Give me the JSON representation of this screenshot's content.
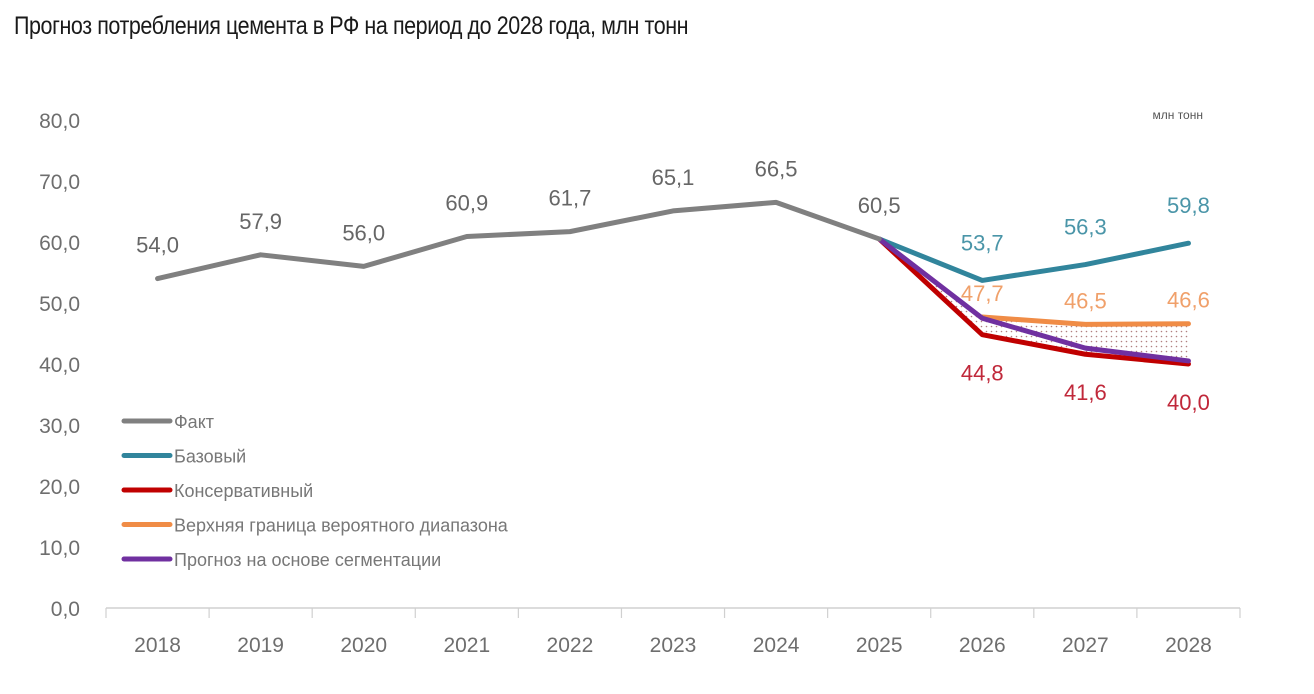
{
  "title": "Прогноз потребления цемента в РФ на период до 2028 года, млн тонн",
  "unit_label": "млн тонн",
  "chart_data": {
    "type": "line",
    "title": "Прогноз потребления цемента в РФ на период до 2028 года, млн тонн",
    "xlabel": "",
    "ylabel": "млн тонн",
    "ylim": [
      0,
      80
    ],
    "yticks": [
      "0,0",
      "10,0",
      "20,0",
      "30,0",
      "40,0",
      "50,0",
      "60,0",
      "70,0",
      "80,0"
    ],
    "ytick_values": [
      0,
      10,
      20,
      30,
      40,
      50,
      60,
      70,
      80
    ],
    "categories": [
      "2018",
      "2019",
      "2020",
      "2021",
      "2022",
      "2023",
      "2024",
      "2025",
      "2026",
      "2027",
      "2028"
    ],
    "grid": false,
    "legend_position": "bottom-left",
    "series": [
      {
        "name": "Факт",
        "color": "#808080",
        "values": [
          54.0,
          57.9,
          56.0,
          60.9,
          61.7,
          65.1,
          66.5,
          60.5,
          null,
          null,
          null
        ],
        "labels": [
          "54,0",
          "57,9",
          "56,0",
          "60,9",
          "61,7",
          "65,1",
          "66,5",
          "60,5",
          null,
          null,
          null
        ]
      },
      {
        "name": "Базовый",
        "color": "#31859c",
        "values": [
          null,
          null,
          null,
          null,
          null,
          null,
          null,
          60.5,
          53.7,
          56.3,
          59.8
        ],
        "labels": [
          null,
          null,
          null,
          null,
          null,
          null,
          null,
          null,
          "53,7",
          "56,3",
          "59,8"
        ]
      },
      {
        "name": "Консервативный",
        "color": "#c00000",
        "values": [
          null,
          null,
          null,
          null,
          null,
          null,
          null,
          60.5,
          44.8,
          41.6,
          40.0
        ],
        "labels": [
          null,
          null,
          null,
          null,
          null,
          null,
          null,
          null,
          "44,8",
          "41,6",
          "40,0"
        ]
      },
      {
        "name": "Верхняя граница вероятного диапазона",
        "color": "#f08c46",
        "values": [
          null,
          null,
          null,
          null,
          null,
          null,
          null,
          null,
          47.7,
          46.5,
          46.6
        ],
        "labels": [
          null,
          null,
          null,
          null,
          null,
          null,
          null,
          null,
          "47,7",
          "46,5",
          "46,6"
        ]
      },
      {
        "name": "Прогноз на основе сегментации",
        "color": "#7030a0",
        "values": [
          null,
          null,
          null,
          null,
          null,
          null,
          null,
          60.5,
          47.5,
          42.6,
          40.5
        ],
        "labels": [
          null,
          null,
          null,
          null,
          null,
          null,
          null,
          null,
          null,
          null,
          null
        ]
      }
    ],
    "annotations": [
      "Dotted shaded area between upper bound and conservative scenario (2026–2028)"
    ]
  }
}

— REQUEST —
Across the entries, how many lines hold the word "name"? Say only the number.

— RESULT OF THIS TASK —
5